What needs to be done »
Read the listing below and copy out every line that holds "СЕТЕВОЙ".

════

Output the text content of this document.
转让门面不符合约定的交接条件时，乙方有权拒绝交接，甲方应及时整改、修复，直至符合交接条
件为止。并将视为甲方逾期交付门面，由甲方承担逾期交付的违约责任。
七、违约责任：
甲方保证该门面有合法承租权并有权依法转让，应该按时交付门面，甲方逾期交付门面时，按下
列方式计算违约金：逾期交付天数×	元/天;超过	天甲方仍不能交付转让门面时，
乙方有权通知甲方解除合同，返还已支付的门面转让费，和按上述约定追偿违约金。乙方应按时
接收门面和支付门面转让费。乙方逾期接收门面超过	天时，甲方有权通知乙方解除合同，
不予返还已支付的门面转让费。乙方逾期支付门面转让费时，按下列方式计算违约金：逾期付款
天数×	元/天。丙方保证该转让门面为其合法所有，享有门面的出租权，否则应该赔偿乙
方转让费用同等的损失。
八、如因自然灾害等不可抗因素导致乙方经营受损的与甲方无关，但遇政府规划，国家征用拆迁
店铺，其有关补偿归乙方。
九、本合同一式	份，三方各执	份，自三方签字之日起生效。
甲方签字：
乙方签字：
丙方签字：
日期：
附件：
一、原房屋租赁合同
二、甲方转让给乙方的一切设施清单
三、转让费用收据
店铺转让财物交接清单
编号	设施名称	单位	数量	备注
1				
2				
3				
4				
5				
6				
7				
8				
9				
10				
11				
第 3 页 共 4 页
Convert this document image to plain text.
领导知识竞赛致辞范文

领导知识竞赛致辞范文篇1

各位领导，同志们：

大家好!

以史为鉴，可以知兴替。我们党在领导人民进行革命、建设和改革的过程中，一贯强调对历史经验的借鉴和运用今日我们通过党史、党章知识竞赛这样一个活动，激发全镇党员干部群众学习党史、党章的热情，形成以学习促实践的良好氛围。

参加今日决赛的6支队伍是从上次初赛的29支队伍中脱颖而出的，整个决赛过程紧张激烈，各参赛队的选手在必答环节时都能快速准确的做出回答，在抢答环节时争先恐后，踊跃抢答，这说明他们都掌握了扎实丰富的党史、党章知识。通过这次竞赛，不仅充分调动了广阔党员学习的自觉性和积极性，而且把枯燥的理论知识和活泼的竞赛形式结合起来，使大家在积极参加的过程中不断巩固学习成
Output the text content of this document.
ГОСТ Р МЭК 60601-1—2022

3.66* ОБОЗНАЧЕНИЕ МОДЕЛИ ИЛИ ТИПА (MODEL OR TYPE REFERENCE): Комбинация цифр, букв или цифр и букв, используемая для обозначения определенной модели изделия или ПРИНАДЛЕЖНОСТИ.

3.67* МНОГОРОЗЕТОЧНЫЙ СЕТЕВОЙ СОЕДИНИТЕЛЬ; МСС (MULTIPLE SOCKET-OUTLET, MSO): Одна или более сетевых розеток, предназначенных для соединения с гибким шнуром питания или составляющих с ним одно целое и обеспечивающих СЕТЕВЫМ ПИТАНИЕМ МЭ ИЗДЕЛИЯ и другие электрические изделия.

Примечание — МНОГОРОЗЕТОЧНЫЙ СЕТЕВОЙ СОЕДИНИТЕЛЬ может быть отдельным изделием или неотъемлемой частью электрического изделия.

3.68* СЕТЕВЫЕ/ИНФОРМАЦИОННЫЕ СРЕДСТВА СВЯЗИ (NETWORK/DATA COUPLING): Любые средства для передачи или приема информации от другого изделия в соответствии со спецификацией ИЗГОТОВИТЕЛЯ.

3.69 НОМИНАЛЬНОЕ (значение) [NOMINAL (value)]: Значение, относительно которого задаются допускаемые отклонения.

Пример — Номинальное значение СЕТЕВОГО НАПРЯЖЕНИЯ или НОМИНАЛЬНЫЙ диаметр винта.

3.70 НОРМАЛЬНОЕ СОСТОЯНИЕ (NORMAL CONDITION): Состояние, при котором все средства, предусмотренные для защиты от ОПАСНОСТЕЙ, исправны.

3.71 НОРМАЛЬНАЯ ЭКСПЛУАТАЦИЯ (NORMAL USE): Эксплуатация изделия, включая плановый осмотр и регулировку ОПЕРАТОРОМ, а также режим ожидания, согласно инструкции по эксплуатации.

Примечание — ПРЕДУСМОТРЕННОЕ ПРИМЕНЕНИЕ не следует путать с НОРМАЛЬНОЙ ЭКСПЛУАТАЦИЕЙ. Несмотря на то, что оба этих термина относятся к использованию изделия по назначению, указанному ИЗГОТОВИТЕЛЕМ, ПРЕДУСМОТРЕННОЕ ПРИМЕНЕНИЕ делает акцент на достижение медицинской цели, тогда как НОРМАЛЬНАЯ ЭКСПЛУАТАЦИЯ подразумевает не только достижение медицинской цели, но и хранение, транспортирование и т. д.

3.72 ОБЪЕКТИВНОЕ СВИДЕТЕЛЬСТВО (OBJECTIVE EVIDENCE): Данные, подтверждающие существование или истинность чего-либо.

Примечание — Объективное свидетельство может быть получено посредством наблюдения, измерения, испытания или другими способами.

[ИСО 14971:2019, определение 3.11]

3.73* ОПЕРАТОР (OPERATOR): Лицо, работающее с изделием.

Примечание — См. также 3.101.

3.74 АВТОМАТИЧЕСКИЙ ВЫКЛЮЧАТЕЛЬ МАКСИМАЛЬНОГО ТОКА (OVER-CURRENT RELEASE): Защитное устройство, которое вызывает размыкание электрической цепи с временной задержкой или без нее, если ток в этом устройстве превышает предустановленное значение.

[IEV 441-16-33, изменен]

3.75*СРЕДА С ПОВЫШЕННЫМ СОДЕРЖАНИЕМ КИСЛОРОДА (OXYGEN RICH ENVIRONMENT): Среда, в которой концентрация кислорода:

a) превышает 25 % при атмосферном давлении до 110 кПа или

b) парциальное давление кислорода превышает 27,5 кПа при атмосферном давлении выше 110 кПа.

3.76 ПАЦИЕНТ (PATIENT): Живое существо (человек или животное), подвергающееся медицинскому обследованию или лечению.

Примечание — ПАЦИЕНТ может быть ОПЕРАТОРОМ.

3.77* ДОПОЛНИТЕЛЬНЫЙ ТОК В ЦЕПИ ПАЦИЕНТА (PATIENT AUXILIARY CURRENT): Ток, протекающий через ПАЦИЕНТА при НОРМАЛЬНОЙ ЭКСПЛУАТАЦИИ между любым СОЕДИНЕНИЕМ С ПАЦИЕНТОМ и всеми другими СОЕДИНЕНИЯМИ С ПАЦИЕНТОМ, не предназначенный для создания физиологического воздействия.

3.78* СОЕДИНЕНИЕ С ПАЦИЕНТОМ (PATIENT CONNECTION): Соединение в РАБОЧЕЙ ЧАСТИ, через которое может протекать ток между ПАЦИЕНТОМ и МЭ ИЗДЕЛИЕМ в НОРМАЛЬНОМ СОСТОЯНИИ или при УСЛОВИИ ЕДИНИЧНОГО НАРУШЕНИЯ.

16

════

Result of this task »
3.67* МНОГОРОЗЕТОЧНЫЙ СЕТЕВОЙ СОЕДИНИТЕЛЬ; МСС (MULTIPLE SOCKET-OUTLET, MSO): Одна или более сетевых розеток, предназначенных для соединения с гибким шнуром питания или составляющих с ним одно целое и обеспечивающих СЕТЕВЫМ ПИТАНИЕМ МЭ ИЗДЕЛИЯ и другие электрические изделия.
Примечание — МНОГОРОЗЕТОЧНЫЙ СЕТЕВОЙ СОЕДИНИТЕЛЬ может быть отдельным изделием или неотъемлемой частью электрического изделия.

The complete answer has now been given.